-- Supplied records start --
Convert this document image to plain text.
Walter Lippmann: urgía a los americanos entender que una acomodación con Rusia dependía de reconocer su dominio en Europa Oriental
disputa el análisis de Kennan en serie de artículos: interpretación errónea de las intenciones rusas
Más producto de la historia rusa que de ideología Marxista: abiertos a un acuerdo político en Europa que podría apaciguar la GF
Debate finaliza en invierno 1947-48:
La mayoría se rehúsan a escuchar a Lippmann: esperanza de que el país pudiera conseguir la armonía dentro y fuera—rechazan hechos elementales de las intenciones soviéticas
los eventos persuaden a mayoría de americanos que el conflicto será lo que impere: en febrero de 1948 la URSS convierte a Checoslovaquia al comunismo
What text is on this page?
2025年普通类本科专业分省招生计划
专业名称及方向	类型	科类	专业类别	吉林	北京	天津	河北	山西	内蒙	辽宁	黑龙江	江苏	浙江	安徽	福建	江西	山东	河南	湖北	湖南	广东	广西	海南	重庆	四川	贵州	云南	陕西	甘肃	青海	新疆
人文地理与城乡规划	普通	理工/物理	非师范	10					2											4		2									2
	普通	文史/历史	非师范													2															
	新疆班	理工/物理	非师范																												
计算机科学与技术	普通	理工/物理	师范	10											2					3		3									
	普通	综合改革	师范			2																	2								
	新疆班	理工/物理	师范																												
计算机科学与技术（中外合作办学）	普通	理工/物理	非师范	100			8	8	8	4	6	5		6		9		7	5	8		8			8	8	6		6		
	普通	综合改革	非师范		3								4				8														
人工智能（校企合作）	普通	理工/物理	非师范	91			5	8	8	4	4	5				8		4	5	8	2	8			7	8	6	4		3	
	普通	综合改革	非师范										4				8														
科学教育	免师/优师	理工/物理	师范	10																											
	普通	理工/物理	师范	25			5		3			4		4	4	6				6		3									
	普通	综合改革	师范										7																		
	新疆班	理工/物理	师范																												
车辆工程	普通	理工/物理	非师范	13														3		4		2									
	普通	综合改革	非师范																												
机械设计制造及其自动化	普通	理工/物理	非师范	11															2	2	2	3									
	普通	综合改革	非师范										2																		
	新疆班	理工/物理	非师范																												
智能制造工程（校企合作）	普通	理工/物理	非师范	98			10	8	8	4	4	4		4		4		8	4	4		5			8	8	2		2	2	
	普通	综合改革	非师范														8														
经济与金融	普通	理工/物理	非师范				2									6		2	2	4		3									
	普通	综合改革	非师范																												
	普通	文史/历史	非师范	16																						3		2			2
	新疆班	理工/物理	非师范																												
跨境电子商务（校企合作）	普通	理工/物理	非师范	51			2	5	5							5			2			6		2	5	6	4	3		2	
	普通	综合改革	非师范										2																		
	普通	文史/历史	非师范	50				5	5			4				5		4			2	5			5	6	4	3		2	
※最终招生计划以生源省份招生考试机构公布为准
-- Supplied records end --
Task to complete
Retype the records in full. Keep every line identical to the original.

Solution for this exercise
Convert this document image to plain text.
Walter Lippmann: urgía a los americanos entender que una acomodación con Rusia dependía de reconocer su dominio en Europa Oriental
disputa el análisis de Kennan en serie de artículos: interpretación errónea de las intenciones rusas
Más producto de la historia rusa que de ideología Marxista: abiertos a un acuerdo político en Europa que podría apaciguar la GF
Debate finaliza en invierno 1947-48:
La mayoría se rehúsan a escuchar a Lippmann: esperanza de que el país pudiera conseguir la armonía dentro y fuera—rechazan hechos elementales de las intenciones soviéticas
los eventos persuaden a mayoría de americanos que el conflicto será lo que impere: en febrero de 1948 la URSS convierte a Checoslovaquia al comunismo
What text is on this page?
2025年普通类本科专业分省招生计划
专业名称及方向	类型	科类	专业类别	吉林	北京	天津	河北	山西	内蒙	辽宁	黑龙江	江苏	浙江	安徽	福建	江西	山东	河南	湖北	湖南	广东	广西	海南	重庆	四川	贵州	云南	陕西	甘肃	青海	新疆
人文地理与城乡规划	普通	理工/物理	非师范	10					2											4		2									2
	普通	文史/历史	非师范													2															
	新疆班	理工/物理	非师范																												
计算机科学与技术	普通	理工/物理	师范	10											2					3		3									
	普通	综合改革	师范			2																	2								
	新疆班	理工/物理	师范																												
计算机科学与技术（中外合作办学）	普通	理工/物理	非师范	100			8	8	8	4	6	5		6		9		7	5	8		8			8	8	6		6		
	普通	综合改革	非师范		3								4				8														
人工智能（校企合作）	普通	理工/物理	非师范	91			5	8	8	4	4	5				8		4	5	8	2	8			7	8	6	4		3	
	普通	综合改革	非师范										4				8														
科学教育	免师/优师	理工/物理	师范	10																											
	普通	理工/物理	师范	25			5		3			4		4	4	6				6		3									
	普通	综合改革	师范										7																		
	新疆班	理工/物理	师范																												
车辆工程	普通	理工/物理	非师范	13														3		4		2									
	普通	综合改革	非师范																												
机械设计制造及其自动化	普通	理工/物理	非师范	11															2	2	2	3									
	普通	综合改革	非师范										2																		
	新疆班	理工/物理	非师范																												
智能制造工程（校企合作）	普通	理工/物理	非师范	98			10	8	8	4	4	4		4		4		8	4	4		5			8	8	2		2	2	
	普通	综合改革	非师范														8														
经济与金融	普通	理工/物理	非师范				2									6		2	2	4		3									
	普通	综合改革	非师范																												
	普通	文史/历史	非师范	16																						3		2			2
	新疆班	理工/物理	非师范																												
跨境电子商务（校企合作）	普通	理工/物理	非师范	51			2	5	5							5			2			6		2	5	6	4	3		2	
	普通	综合改革	非师范										2																		
	普通	文史/历史	非师范	50				5	5			4				5		4			2	5			5	6	4	3		2	
※最终招生计划以生源省份招生考试机构公布为准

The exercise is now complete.